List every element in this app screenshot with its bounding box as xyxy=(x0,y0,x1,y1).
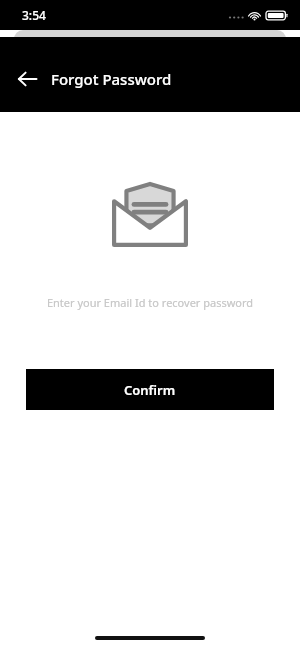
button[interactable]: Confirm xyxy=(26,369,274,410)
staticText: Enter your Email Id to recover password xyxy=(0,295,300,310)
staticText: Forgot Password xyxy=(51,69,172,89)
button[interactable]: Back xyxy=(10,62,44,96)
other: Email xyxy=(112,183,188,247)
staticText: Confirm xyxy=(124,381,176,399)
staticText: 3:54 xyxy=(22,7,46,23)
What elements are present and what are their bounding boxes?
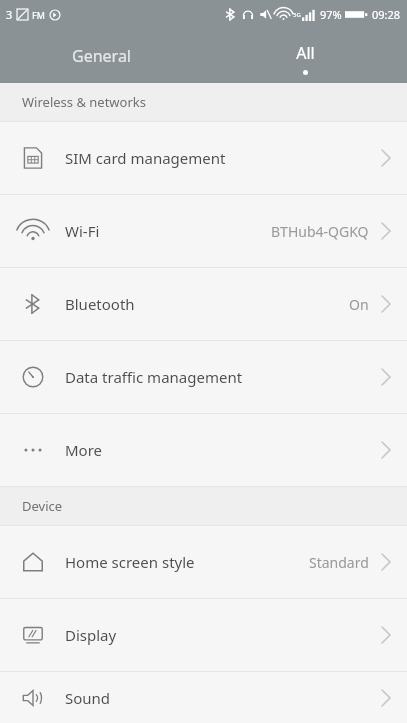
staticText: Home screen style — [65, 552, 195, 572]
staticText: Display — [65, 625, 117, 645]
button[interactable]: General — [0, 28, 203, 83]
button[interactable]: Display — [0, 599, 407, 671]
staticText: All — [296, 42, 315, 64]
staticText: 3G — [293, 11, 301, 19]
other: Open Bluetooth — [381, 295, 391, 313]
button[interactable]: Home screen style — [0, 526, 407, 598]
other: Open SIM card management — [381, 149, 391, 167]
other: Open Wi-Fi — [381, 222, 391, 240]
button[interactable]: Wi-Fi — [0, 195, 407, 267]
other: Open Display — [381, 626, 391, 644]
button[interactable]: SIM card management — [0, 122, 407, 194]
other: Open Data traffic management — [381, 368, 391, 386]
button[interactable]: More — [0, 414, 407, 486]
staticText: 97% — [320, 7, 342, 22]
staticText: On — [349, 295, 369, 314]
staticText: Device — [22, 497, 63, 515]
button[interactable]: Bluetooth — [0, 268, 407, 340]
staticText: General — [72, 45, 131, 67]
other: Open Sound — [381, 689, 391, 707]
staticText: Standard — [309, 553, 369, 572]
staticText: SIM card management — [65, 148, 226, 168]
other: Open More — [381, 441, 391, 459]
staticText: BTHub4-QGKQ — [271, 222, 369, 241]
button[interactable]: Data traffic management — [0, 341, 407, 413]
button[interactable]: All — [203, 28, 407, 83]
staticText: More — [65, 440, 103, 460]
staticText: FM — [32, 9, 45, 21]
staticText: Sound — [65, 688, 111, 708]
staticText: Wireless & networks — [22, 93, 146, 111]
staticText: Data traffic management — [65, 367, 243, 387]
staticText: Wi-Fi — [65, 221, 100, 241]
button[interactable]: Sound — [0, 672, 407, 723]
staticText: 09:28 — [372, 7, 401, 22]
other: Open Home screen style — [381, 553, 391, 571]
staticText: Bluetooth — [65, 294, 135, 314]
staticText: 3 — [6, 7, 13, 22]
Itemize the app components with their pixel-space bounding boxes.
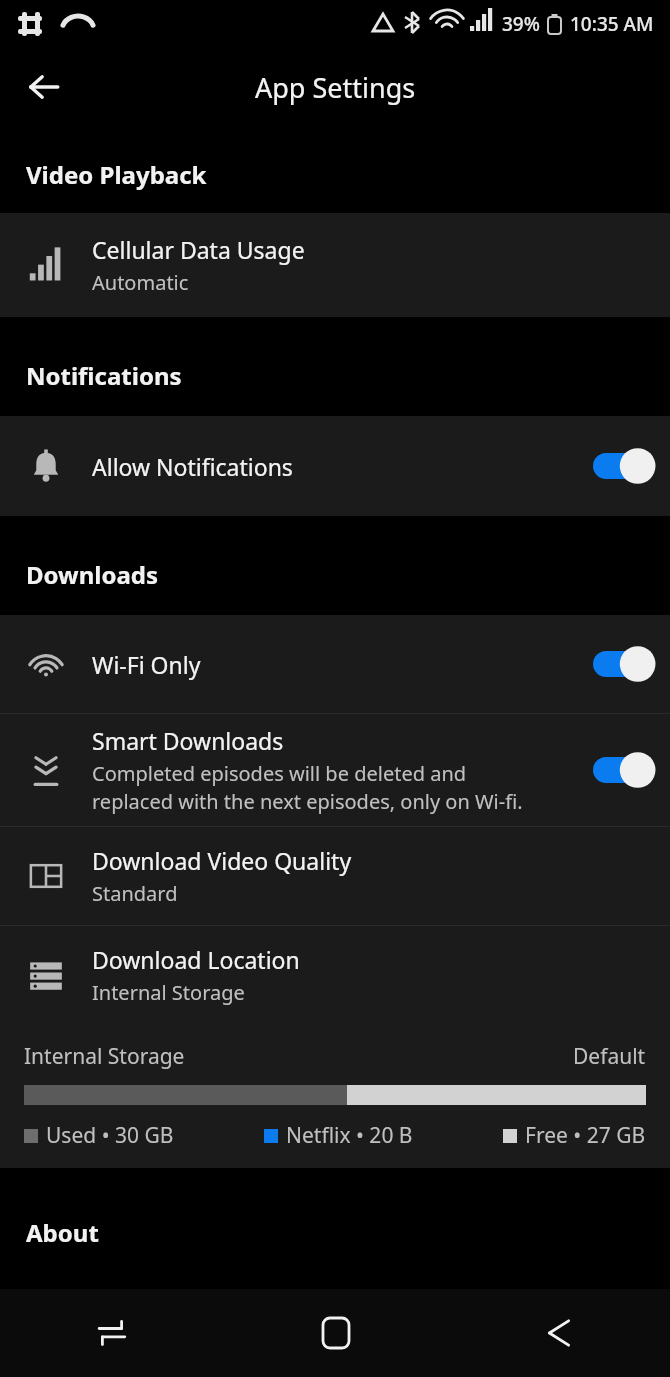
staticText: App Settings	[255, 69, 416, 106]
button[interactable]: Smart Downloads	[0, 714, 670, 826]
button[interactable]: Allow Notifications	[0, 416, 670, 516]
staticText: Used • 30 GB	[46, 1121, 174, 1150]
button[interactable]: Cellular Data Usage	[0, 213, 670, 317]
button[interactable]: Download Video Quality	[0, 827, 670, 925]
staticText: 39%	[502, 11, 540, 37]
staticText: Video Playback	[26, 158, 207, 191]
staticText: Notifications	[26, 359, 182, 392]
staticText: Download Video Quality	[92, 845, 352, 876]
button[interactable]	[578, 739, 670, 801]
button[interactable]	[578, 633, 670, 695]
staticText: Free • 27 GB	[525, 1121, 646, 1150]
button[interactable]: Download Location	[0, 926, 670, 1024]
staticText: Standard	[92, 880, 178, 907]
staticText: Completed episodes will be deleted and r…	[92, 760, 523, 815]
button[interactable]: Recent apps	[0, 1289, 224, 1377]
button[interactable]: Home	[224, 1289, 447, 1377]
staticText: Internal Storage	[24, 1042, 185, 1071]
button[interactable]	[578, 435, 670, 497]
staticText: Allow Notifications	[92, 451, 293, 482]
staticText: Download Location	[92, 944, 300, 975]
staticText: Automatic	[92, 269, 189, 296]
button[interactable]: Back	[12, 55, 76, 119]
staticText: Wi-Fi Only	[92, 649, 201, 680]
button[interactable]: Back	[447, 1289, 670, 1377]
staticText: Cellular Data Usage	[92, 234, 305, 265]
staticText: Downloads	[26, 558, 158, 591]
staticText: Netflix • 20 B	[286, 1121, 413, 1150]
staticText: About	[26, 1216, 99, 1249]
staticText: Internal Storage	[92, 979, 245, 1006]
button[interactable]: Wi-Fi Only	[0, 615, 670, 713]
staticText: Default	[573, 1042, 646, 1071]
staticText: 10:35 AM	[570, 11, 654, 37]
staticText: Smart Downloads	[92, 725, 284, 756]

--- AIM ---
Update the lines starting at the one that contains "69, 416, 106]" and ending at the one that contains "button[interactable]: Download Video", changing "Smart Downloads" to "Auto Downloads" and leaving everything else the same. Give back only those lines.

--- TASK ANSWER ---
staticText: App Settings	[255, 69, 416, 106]
button[interactable]: Auto Downloads	[0, 714, 670, 826]
button[interactable]: Allow Notifications	[0, 416, 670, 516]
staticText: Used • 30 GB	[46, 1121, 174, 1150]
button[interactable]: Cellular Data Usage	[0, 213, 670, 317]
button[interactable]: Download Video Quality	[0, 827, 670, 925]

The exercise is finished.